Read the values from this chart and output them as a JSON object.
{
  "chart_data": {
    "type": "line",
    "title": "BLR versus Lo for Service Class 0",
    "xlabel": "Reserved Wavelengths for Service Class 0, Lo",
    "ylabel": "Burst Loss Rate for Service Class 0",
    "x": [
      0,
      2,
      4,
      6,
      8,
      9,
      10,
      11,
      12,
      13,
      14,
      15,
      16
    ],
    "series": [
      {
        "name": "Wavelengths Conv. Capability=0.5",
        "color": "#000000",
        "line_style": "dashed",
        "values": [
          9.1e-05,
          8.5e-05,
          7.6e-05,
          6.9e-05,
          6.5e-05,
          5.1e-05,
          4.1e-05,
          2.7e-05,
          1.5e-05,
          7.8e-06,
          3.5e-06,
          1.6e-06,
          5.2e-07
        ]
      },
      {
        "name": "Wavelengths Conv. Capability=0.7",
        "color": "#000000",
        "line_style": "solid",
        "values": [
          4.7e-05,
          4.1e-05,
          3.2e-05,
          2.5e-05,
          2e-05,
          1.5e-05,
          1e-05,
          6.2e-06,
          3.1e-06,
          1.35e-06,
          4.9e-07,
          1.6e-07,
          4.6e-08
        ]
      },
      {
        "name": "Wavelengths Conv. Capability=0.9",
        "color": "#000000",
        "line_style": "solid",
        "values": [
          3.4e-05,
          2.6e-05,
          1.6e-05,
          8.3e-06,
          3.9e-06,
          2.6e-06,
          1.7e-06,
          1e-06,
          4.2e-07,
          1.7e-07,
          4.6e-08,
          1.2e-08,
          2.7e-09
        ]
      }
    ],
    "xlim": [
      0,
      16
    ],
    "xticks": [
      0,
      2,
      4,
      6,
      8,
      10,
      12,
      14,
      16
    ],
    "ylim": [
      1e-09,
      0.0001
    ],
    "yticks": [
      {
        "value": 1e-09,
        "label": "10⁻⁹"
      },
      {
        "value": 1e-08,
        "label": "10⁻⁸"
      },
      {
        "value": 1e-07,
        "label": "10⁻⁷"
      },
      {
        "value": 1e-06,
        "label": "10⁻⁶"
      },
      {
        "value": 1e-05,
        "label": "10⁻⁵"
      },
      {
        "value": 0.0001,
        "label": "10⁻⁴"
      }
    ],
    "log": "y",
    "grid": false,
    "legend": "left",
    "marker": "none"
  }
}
────────────────────────────────────────
### To be done
Restate the whole listing exactly.

### Answer below
Read the values from this chart and output them as a JSON object.
{
  "chart_data": {
    "type": "line",
    "title": "BLR versus Lo for Service Class 0",
    "xlabel": "Reserved Wavelengths for Service Class 0, Lo",
    "ylabel": "Burst Loss Rate for Service Class 0",
    "x": [
      0,
      2,
      4,
      6,
      8,
      9,
      10,
      11,
      12,
      13,
      14,
      15,
      16
    ],
    "series": [
      {
        "name": "Wavelengths Conv. Capability=0.5",
        "color": "#000000",
        "line_style": "dashed",
        "values": [
          9.1e-05,
          8.5e-05,
          7.6e-05,
          6.9e-05,
          6.5e-05,
          5.1e-05,
          4.1e-05,
          2.7e-05,
          1.5e-05,
          7.8e-06,
          3.5e-06,
          1.6e-06,
          5.2e-07
        ]
      },
      {
        "name": "Wavelengths Conv. Capability=0.7",
        "color": "#000000",
        "line_style": "solid",
        "values": [
          4.7e-05,
          4.1e-05,
          3.2e-05,
          2.5e-05,
          2e-05,
          1.5e-05,
          1e-05,
          6.2e-06,
          3.1e-06,
          1.35e-06,
          4.9e-07,
          1.6e-07,
          4.6e-08
        ]
      },
      {
        "name": "Wavelengths Conv. Capability=0.9",
        "color": "#000000",
        "line_style": "solid",
        "values": [
          3.4e-05,
          2.6e-05,
          1.6e-05,
          8.3e-06,
          3.9e-06,
          2.6e-06,
          1.7e-06,
          1e-06,
          4.2e-07,
          1.7e-07,
          4.6e-08,
          1.2e-08,
          2.7e-09
        ]
      }
    ],
    "xlim": [
      0,
      16
    ],
    "xticks": [
      0,
      2,
      4,
      6,
      8,
      10,
      12,
      14,
      16
    ],
    "ylim": [
      1e-09,
      0.0001
    ],
    "yticks": [
      {
        "value": 1e-09,
        "label": "10⁻⁹"
      },
      {
        "value": 1e-08,
        "label": "10⁻⁸"
      },
      {
        "value": 1e-07,
        "label": "10⁻⁷"
      },
      {
        "value": 1e-06,
        "label": "10⁻⁶"
      },
      {
        "value": 1e-05,
        "label": "10⁻⁵"
      },
      {
        "value": 0.0001,
        "label": "10⁻⁴"
      }
    ],
    "log": "y",
    "grid": false,
    "legend": "left",
    "marker": "none"
  }
}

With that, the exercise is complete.